(Entries taken from a collection)
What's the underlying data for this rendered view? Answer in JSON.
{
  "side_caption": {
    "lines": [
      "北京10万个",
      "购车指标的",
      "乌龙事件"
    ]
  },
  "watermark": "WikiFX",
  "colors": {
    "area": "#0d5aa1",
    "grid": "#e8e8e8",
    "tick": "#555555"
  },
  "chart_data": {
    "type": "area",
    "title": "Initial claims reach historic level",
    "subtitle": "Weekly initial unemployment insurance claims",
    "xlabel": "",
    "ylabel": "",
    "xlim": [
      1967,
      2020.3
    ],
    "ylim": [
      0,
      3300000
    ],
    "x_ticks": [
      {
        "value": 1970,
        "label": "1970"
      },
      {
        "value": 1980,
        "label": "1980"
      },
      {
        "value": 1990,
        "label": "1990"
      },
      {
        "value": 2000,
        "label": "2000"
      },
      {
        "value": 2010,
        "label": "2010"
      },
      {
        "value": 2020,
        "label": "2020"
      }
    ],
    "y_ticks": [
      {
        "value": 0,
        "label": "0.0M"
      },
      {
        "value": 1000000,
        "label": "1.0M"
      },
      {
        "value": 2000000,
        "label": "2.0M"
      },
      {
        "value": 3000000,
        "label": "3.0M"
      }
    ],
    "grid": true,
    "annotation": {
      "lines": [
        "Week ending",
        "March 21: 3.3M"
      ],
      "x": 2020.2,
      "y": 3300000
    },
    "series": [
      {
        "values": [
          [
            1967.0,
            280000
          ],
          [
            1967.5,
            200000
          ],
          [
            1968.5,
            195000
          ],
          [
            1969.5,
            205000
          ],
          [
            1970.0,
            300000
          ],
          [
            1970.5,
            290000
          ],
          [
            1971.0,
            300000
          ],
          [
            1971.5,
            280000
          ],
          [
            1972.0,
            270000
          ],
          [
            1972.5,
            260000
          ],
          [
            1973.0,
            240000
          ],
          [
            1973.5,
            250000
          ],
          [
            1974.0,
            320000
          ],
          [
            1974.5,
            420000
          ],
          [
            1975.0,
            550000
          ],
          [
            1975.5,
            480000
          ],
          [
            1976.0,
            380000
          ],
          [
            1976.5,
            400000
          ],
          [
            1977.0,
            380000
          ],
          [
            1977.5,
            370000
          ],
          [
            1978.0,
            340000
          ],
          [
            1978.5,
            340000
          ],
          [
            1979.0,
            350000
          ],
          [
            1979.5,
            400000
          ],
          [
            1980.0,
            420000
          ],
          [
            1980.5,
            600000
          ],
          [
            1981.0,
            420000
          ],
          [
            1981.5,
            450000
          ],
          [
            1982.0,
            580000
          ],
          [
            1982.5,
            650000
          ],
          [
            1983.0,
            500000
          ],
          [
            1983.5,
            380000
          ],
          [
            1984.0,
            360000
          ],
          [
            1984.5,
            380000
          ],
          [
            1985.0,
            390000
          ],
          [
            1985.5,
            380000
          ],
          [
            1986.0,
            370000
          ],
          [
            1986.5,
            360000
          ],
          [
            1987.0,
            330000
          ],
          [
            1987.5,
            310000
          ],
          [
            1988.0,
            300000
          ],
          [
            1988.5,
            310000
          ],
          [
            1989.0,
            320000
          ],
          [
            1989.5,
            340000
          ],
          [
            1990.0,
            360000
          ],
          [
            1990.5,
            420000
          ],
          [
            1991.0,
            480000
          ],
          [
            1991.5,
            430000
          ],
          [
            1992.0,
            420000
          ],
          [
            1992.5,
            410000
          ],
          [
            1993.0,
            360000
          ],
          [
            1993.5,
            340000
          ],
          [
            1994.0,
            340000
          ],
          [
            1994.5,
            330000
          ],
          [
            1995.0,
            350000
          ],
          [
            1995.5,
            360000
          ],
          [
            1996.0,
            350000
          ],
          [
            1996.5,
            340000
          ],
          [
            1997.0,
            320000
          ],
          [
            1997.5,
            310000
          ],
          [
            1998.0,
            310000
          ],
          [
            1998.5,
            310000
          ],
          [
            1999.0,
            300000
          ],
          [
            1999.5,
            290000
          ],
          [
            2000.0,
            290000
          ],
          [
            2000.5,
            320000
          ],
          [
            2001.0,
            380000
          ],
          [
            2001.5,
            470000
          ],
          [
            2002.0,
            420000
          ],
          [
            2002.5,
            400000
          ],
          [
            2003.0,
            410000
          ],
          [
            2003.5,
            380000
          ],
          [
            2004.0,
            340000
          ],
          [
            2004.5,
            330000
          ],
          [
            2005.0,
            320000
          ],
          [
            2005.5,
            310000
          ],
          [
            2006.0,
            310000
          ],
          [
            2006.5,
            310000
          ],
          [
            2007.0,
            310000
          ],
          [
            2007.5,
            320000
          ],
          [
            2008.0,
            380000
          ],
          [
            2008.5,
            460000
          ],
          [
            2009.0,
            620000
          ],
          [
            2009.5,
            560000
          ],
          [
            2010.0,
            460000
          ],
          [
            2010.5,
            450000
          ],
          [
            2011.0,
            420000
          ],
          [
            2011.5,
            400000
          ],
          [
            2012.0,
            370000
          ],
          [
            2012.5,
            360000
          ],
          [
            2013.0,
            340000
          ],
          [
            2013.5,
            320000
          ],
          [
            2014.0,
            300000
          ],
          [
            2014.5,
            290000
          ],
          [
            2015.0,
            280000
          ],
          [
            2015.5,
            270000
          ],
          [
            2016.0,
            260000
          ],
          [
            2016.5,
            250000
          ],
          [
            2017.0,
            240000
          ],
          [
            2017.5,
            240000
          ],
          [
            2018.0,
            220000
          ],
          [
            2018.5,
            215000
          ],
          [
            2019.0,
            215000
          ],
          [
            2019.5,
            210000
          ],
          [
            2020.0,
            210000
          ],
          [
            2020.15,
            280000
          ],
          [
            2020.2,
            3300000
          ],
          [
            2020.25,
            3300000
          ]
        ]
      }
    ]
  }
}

§ **What the task requires**
Set down each entry again, unchanged.

§ **Finished answer**
What's the underlying data for this rendered view? Answer in JSON.
{
  "side_caption": {
    "lines": [
      "北京10万个",
      "购车指标的",
      "乌龙事件"
    ]
  },
  "watermark": "WikiFX",
  "colors": {
    "area": "#0d5aa1",
    "grid": "#e8e8e8",
    "tick": "#555555"
  },
  "chart_data": {
    "type": "area",
    "title": "Initial claims reach historic level",
    "subtitle": "Weekly initial unemployment insurance claims",
    "xlabel": "",
    "ylabel": "",
    "xlim": [
      1967,
      2020.3
    ],
    "ylim": [
      0,
      3300000
    ],
    "x_ticks": [
      {
        "value": 1970,
        "label": "1970"
      },
      {
        "value": 1980,
        "label": "1980"
      },
      {
        "value": 1990,
        "label": "1990"
      },
      {
        "value": 2000,
        "label": "2000"
      },
      {
        "value": 2010,
        "label": "2010"
      },
      {
        "value": 2020,
        "label": "2020"
      }
    ],
    "y_ticks": [
      {
        "value": 0,
        "label": "0.0M"
      },
      {
        "value": 1000000,
        "label": "1.0M"
      },
      {
        "value": 2000000,
        "label": "2.0M"
      },
      {
        "value": 3000000,
        "label": "3.0M"
      }
    ],
    "grid": true,
    "annotation": {
      "lines": [
        "Week ending",
        "March 21: 3.3M"
      ],
      "x": 2020.2,
      "y": 3300000
    },
    "series": [
      {
        "values": [
          [
            1967.0,
            280000
          ],
          [
            1967.5,
            200000
          ],
          [
            1968.5,
            195000
          ],
          [
            1969.5,
            205000
          ],
          [
            1970.0,
            300000
          ],
          [
            1970.5,
            290000
          ],
          [
            1971.0,
            300000
          ],
          [
            1971.5,
            280000
          ],
          [
            1972.0,
            270000
          ],
          [
            1972.5,
            260000
          ],
          [
            1973.0,
            240000
          ],
          [
            1973.5,
            250000
          ],
          [
            1974.0,
            320000
          ],
          [
            1974.5,
            420000
          ],
          [
            1975.0,
            550000
          ],
          [
            1975.5,
            480000
          ],
          [
            1976.0,
            380000
          ],
          [
            1976.5,
            400000
          ],
          [
            1977.0,
            380000
          ],
          [
            1977.5,
            370000
          ],
          [
            1978.0,
            340000
          ],
          [
            1978.5,
            340000
          ],
          [
            1979.0,
            350000
          ],
          [
            1979.5,
            400000
          ],
          [
            1980.0,
            420000
          ],
          [
            1980.5,
            600000
          ],
          [
            1981.0,
            420000
          ],
          [
            1981.5,
            450000
          ],
          [
            1982.0,
            580000
          ],
          [
            1982.5,
            650000
          ],
          [
            1983.0,
            500000
          ],
          [
            1983.5,
            380000
          ],
          [
            1984.0,
            360000
          ],
          [
            1984.5,
            380000
          ],
          [
            1985.0,
            390000
          ],
          [
            1985.5,
            380000
          ],
          [
            1986.0,
            370000
          ],
          [
            1986.5,
            360000
          ],
          [
            1987.0,
            330000
          ],
          [
            1987.5,
            310000
          ],
          [
            1988.0,
            300000
          ],
          [
            1988.5,
            310000
          ],
          [
            1989.0,
            320000
          ],
          [
            1989.5,
            340000
          ],
          [
            1990.0,
            360000
          ],
          [
            1990.5,
            420000
          ],
          [
            1991.0,
            480000
          ],
          [
            1991.5,
            430000
          ],
          [
            1992.0,
            420000
          ],
          [
            1992.5,
            410000
          ],
          [
            1993.0,
            360000
          ],
          [
            1993.5,
            340000
          ],
          [
            1994.0,
            340000
          ],
          [
            1994.5,
            330000
          ],
          [
            1995.0,
            350000
          ],
          [
            1995.5,
            360000
          ],
          [
            1996.0,
            350000
          ],
          [
            1996.5,
            340000
          ],
          [
            1997.0,
            320000
          ],
          [
            1997.5,
            310000
          ],
          [
            1998.0,
            310000
          ],
          [
            1998.5,
            310000
          ],
          [
            1999.0,
            300000
          ],
          [
            1999.5,
            290000
          ],
          [
            2000.0,
            290000
          ],
          [
            2000.5,
            320000
          ],
          [
            2001.0,
            380000
          ],
          [
            2001.5,
            470000
          ],
          [
            2002.0,
            420000
          ],
          [
            2002.5,
            400000
          ],
          [
            2003.0,
            410000
          ],
          [
            2003.5,
            380000
          ],
          [
            2004.0,
            340000
          ],
          [
            2004.5,
            330000
          ],
          [
            2005.0,
            320000
          ],
          [
            2005.5,
            310000
          ],
          [
            2006.0,
            310000
          ],
          [
            2006.5,
            310000
          ],
          [
            2007.0,
            310000
          ],
          [
            2007.5,
            320000
          ],
          [
            2008.0,
            380000
          ],
          [
            2008.5,
            460000
          ],
          [
            2009.0,
            620000
          ],
          [
            2009.5,
            560000
          ],
          [
            2010.0,
            460000
          ],
          [
            2010.5,
            450000
          ],
          [
            2011.0,
            420000
          ],
          [
            2011.5,
            400000
          ],
          [
            2012.0,
            370000
          ],
          [
            2012.5,
            360000
          ],
          [
            2013.0,
            340000
          ],
          [
            2013.5,
            320000
          ],
          [
            2014.0,
            300000
          ],
          [
            2014.5,
            290000
          ],
          [
            2015.0,
            280000
          ],
          [
            2015.5,
            270000
          ],
          [
            2016.0,
            260000
          ],
          [
            2016.5,
            250000
          ],
          [
            2017.0,
            240000
          ],
          [
            2017.5,
            240000
          ],
          [
            2018.0,
            220000
          ],
          [
            2018.5,
            215000
          ],
          [
            2019.0,
            215000
          ],
          [
            2019.5,
            210000
          ],
          [
            2020.0,
            210000
          ],
          [
            2020.15,
            280000
          ],
          [
            2020.2,
            3300000
          ],
          [
            2020.25,
            3300000
          ]
        ]
      }
    ]
  }
}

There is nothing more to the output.